**** DATASET RECORDS
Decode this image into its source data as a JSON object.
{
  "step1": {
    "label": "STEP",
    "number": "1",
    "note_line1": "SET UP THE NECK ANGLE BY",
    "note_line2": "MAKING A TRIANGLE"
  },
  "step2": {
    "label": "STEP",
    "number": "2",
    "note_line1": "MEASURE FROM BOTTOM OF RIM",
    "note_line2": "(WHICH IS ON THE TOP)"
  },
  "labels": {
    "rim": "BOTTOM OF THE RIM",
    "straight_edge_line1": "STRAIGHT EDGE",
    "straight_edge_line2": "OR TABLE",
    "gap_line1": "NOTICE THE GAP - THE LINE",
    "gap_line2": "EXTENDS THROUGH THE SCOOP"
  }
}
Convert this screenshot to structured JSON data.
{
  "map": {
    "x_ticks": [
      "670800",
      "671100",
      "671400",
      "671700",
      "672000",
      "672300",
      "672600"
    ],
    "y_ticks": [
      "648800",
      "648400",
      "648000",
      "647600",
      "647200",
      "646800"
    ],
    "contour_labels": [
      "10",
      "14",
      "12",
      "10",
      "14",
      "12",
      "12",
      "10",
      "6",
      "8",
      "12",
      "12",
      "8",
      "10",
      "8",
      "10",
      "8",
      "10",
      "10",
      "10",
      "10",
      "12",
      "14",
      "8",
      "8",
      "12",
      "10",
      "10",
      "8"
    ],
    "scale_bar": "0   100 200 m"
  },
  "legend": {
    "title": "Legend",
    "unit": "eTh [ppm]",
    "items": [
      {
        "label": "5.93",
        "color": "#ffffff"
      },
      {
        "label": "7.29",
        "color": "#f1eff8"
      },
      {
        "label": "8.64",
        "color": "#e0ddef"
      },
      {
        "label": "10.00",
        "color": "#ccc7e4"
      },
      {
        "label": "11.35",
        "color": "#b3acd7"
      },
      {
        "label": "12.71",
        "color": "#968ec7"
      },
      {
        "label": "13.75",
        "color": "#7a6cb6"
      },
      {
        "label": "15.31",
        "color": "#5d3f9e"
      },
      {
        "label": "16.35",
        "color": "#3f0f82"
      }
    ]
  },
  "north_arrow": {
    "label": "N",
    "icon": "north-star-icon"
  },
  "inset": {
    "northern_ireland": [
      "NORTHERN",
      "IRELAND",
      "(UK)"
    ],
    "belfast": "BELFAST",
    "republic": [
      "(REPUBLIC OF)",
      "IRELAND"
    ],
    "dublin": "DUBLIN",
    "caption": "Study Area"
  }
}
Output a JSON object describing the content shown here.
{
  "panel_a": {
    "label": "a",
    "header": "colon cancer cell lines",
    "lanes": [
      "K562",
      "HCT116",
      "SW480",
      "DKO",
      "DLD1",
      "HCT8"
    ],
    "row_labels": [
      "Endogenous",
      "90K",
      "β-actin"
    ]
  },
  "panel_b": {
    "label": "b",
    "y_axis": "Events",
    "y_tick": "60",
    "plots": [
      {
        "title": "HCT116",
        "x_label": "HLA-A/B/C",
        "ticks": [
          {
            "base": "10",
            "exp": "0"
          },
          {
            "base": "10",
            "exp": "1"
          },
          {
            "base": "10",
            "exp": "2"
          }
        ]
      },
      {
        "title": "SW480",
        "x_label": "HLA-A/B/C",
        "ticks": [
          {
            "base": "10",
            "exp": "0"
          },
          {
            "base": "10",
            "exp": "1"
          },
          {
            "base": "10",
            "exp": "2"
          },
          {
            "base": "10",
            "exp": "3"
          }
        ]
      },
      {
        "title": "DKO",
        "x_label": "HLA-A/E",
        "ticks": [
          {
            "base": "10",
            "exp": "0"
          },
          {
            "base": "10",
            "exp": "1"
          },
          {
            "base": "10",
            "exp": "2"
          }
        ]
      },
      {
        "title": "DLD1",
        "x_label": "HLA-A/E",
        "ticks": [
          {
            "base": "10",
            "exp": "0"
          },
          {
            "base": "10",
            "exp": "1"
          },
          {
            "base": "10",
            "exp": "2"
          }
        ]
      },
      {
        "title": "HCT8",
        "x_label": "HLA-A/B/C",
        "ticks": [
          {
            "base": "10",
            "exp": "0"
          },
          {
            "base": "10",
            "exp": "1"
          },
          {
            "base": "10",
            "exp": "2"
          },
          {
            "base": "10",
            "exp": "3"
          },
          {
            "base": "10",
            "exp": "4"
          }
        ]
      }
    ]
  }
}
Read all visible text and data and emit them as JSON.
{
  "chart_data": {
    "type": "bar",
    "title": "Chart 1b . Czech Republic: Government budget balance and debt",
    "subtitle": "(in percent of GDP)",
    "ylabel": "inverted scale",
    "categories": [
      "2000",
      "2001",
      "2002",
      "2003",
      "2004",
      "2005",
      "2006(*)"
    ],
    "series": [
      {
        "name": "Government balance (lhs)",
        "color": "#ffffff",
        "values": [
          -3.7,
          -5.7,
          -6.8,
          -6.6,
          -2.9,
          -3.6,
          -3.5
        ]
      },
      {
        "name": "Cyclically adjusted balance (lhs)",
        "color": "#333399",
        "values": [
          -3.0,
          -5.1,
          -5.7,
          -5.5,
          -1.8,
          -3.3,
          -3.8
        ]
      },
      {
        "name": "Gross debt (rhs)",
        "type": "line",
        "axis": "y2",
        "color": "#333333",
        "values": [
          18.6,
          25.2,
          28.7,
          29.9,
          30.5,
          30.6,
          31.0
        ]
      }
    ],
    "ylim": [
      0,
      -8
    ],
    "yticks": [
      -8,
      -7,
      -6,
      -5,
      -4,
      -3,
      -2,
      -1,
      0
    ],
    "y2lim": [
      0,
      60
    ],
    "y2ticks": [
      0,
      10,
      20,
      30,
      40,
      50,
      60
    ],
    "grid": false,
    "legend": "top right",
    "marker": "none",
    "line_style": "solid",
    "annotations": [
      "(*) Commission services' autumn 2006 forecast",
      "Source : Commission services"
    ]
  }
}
********
Each line of the listing should be copied exactly.

- **WRITTEN ANSWER**
Decode this image into its source data as a JSON object.
{
  "step1": {
    "label": "STEP",
    "number": "1",
    "note_line1": "SET UP THE NECK ANGLE BY",
    "note_line2": "MAKING A TRIANGLE"
  },
  "step2": {
    "label": "STEP",
    "number": "2",
    "note_line1": "MEASURE FROM BOTTOM OF RIM",
    "note_line2": "(WHICH IS ON THE TOP)"
  },
  "labels": {
    "rim": "BOTTOM OF THE RIM",
    "straight_edge_line1": "STRAIGHT EDGE",
    "straight_edge_line2": "OR TABLE",
    "gap_line1": "NOTICE THE GAP - THE LINE",
    "gap_line2": "EXTENDS THROUGH THE SCOOP"
  }
}
Convert this screenshot to structured JSON data.
{
  "map": {
    "x_ticks": [
      "670800",
      "671100",
      "671400",
      "671700",
      "672000",
      "672300",
      "672600"
    ],
    "y_ticks": [
      "648800",
      "648400",
      "648000",
      "647600",
      "647200",
      "646800"
    ],
    "contour_labels": [
      "10",
      "14",
      "12",
      "10",
      "14",
      "12",
      "12",
      "10",
      "6",
      "8",
      "12",
      "12",
      "8",
      "10",
      "8",
      "10",
      "8",
      "10",
      "10",
      "10",
      "10",
      "12",
      "14",
      "8",
      "8",
      "12",
      "10",
      "10",
      "8"
    ],
    "scale_bar": "0   100 200 m"
  },
  "legend": {
    "title": "Legend",
    "unit": "eTh [ppm]",
    "items": [
      {
        "label": "5.93",
        "color": "#ffffff"
      },
      {
        "label": "7.29",
        "color": "#f1eff8"
      },
      {
        "label": "8.64",
        "color": "#e0ddef"
      },
      {
        "label": "10.00",
        "color": "#ccc7e4"
      },
      {
        "label": "11.35",
        "color": "#b3acd7"
      },
      {
        "label": "12.71",
        "color": "#968ec7"
      },
      {
        "label": "13.75",
        "color": "#7a6cb6"
      },
      {
        "label": "15.31",
        "color": "#5d3f9e"
      },
      {
        "label": "16.35",
        "color": "#3f0f82"
      }
    ]
  },
  "north_arrow": {
    "label": "N",
    "icon": "north-star-icon"
  },
  "inset": {
    "northern_ireland": [
      "NORTHERN",
      "IRELAND",
      "(UK)"
    ],
    "belfast": "BELFAST",
    "republic": [
      "(REPUBLIC OF)",
      "IRELAND"
    ],
    "dublin": "DUBLIN",
    "caption": "Study Area"
  }
}
Output a JSON object describing the content shown here.
{
  "panel_a": {
    "label": "a",
    "header": "colon cancer cell lines",
    "lanes": [
      "K562",
      "HCT116",
      "SW480",
      "DKO",
      "DLD1",
      "HCT8"
    ],
    "row_labels": [
      "Endogenous",
      "90K",
      "β-actin"
    ]
  },
  "panel_b": {
    "label": "b",
    "y_axis": "Events",
    "y_tick": "60",
    "plots": [
      {
        "title": "HCT116",
        "x_label": "HLA-A/B/C",
        "ticks": [
          {
            "base": "10",
            "exp": "0"
          },
          {
            "base": "10",
            "exp": "1"
          },
          {
            "base": "10",
            "exp": "2"
          }
        ]
      },
      {
        "title": "SW480",
        "x_label": "HLA-A/B/C",
        "ticks": [
          {
            "base": "10",
            "exp": "0"
          },
          {
            "base": "10",
            "exp": "1"
          },
          {
            "base": "10",
            "exp": "2"
          },
          {
            "base": "10",
            "exp": "3"
          }
        ]
      },
      {
        "title": "DKO",
        "x_label": "HLA-A/E",
        "ticks": [
          {
            "base": "10",
            "exp": "0"
          },
          {
            "base": "10",
            "exp": "1"
          },
          {
            "base": "10",
            "exp": "2"
          }
        ]
      },
      {
        "title": "DLD1",
        "x_label": "HLA-A/E",
        "ticks": [
          {
            "base": "10",
            "exp": "0"
          },
          {
            "base": "10",
            "exp": "1"
          },
          {
            "base": "10",
            "exp": "2"
          }
        ]
      },
      {
        "title": "HCT8",
        "x_label": "HLA-A/B/C",
        "ticks": [
          {
            "base": "10",
            "exp": "0"
          },
          {
            "base": "10",
            "exp": "1"
          },
          {
            "base": "10",
            "exp": "2"
          },
          {
            "base": "10",
            "exp": "3"
          },
          {
            "base": "10",
            "exp": "4"
          }
        ]
      }
    ]
  }
}
Read all visible text and data and emit them as JSON.
{
  "chart_data": {
    "type": "bar",
    "title": "Chart 1b . Czech Republic: Government budget balance and debt",
    "subtitle": "(in percent of GDP)",
    "ylabel": "inverted scale",
    "categories": [
      "2000",
      "2001",
      "2002",
      "2003",
      "2004",
      "2005",
      "2006(*)"
    ],
    "series": [
      {
        "name": "Government balance (lhs)",
        "color": "#ffffff",
        "values": [
          -3.7,
          -5.7,
          -6.8,
          -6.6,
          -2.9,
          -3.6,
          -3.5
        ]
      },
      {
        "name": "Cyclically adjusted balance (lhs)",
        "color": "#333399",
        "values": [
          -3.0,
          -5.1,
          -5.7,
          -5.5,
          -1.8,
          -3.3,
          -3.8
        ]
      },
      {
        "name": "Gross debt (rhs)",
        "type": "line",
        "axis": "y2",
        "color": "#333333",
        "values": [
          18.6,
          25.2,
          28.7,
          29.9,
          30.5,
          30.6,
          31.0
        ]
      }
    ],
    "ylim": [
      0,
      -8
    ],
    "yticks": [
      -8,
      -7,
      -6,
      -5,
      -4,
      -3,
      -2,
      -1,
      0
    ],
    "y2lim": [
      0,
      60
    ],
    "y2ticks": [
      0,
      10,
      20,
      30,
      40,
      50,
      60
    ],
    "grid": false,
    "legend": "top right",
    "marker": "none",
    "line_style": "solid",
    "annotations": [
      "(*) Commission services' autumn 2006 forecast",
      "Source : Commission services"
    ]
  }
}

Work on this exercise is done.